■ **Selected excerpt**:
---------------
New season uncertainty not just confined to the UK
WE'RE now officially in autumn, traditionally a time when the market comes to life again after the summer months. But this is without doubt a very interesting and unprecedented time – the UK is facing so much political uncertainty in terms of Brexit and this has already had an impact on the economy. As we approach the October 31 deadline, it might be expected that the market would reflect such uncertainty and we have seen predictions of a sharp correction, although this has yet to materialise.
Since the beginning of the year the FTSE 100 has risen by 7.12 per cent (to the end of August), but it should be remembered that this was a sharp recovery after a dismal performance last year.
The UK has, though, underperformed compared with the US and Europe: the S&P 500 has risen by 16.74 per cent in the first eight months of the year and the Euronext index is up by 11.5 per cent.
Even over the summer months we have seen a rise in markets, with the US up by 6.34 per cent, Europe up by 4.11 per cent and the UK up by a much more modest 0.63 per cent. This is obviously one of the years when “sell in May and go away” has not held good.
Uncertainty is by no means confined to the UK. The on-going trade war between the US and China is having a global impact, as we swing between threats and more conciliatory messages. There is also growing speculation that global growth is slowing, although so far, the US appears to be holding up well and manufacturing is still growing, albeit more slowly than last year.
---------------
■ **Work to be completed**: According to the market commentary above, by how much did the S&P 500 rise in the first eight months of the year?

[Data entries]
---------------
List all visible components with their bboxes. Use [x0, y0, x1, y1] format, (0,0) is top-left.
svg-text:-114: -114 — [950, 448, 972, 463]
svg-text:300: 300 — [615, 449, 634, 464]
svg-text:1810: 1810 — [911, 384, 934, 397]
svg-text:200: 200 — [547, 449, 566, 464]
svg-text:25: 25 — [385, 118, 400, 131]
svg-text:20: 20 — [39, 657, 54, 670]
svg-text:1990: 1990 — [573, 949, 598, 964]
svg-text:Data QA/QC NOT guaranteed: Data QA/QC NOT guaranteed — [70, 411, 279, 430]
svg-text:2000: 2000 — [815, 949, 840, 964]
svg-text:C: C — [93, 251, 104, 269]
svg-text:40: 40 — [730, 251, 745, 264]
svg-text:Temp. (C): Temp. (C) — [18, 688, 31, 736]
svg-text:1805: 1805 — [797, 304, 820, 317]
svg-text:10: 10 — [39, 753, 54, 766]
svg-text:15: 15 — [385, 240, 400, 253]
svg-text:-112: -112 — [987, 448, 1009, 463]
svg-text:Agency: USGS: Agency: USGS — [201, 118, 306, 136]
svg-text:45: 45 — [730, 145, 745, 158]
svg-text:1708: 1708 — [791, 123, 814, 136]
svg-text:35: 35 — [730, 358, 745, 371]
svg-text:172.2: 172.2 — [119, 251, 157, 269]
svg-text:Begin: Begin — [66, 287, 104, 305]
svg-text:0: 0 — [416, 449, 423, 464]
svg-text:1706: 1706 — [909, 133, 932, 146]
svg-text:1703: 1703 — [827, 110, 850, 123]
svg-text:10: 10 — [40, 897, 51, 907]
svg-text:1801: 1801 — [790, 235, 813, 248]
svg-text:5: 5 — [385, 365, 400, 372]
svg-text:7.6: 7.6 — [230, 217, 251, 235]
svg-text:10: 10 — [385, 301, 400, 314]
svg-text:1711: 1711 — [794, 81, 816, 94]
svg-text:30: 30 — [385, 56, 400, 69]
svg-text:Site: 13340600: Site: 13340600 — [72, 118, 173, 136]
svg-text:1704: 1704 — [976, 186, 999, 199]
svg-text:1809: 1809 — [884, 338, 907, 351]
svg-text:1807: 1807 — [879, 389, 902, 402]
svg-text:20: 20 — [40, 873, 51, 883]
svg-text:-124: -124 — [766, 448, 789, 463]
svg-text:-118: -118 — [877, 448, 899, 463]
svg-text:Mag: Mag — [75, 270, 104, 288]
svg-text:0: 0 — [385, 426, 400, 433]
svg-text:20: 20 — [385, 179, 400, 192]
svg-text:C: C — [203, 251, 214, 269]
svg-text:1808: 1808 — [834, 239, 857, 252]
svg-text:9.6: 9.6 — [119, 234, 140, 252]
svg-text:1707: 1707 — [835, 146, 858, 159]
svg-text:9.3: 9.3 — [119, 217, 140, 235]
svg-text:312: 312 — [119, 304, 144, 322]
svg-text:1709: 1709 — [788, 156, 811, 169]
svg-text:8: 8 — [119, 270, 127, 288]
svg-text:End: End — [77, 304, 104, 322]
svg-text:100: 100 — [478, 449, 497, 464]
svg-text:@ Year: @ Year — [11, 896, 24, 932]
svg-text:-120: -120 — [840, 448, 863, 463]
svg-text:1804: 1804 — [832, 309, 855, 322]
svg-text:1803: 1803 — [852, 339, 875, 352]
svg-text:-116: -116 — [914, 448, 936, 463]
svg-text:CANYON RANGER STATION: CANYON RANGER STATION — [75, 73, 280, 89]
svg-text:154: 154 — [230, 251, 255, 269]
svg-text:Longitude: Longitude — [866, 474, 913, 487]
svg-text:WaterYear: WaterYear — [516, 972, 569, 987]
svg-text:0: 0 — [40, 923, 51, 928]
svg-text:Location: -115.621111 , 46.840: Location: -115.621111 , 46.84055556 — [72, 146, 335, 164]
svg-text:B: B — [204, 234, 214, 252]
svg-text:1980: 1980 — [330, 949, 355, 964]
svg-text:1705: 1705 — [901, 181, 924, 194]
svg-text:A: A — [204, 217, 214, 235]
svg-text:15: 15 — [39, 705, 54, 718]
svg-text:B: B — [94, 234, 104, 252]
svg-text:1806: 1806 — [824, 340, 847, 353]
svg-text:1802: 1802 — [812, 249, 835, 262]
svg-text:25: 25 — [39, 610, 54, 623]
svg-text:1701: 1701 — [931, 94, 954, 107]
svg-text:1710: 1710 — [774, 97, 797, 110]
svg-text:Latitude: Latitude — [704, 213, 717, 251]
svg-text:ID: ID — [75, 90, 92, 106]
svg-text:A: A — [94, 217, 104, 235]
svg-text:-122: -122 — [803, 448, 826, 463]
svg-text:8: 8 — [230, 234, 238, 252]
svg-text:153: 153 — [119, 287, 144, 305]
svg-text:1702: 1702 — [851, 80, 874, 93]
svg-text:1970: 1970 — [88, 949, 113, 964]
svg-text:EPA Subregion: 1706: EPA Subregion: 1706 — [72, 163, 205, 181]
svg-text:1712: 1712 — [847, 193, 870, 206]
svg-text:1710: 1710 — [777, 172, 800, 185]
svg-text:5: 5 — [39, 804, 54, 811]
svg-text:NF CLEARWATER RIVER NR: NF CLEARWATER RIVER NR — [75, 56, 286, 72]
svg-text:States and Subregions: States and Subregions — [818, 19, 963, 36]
---------------
■ **Completed task**: It rose by 16.74 percent.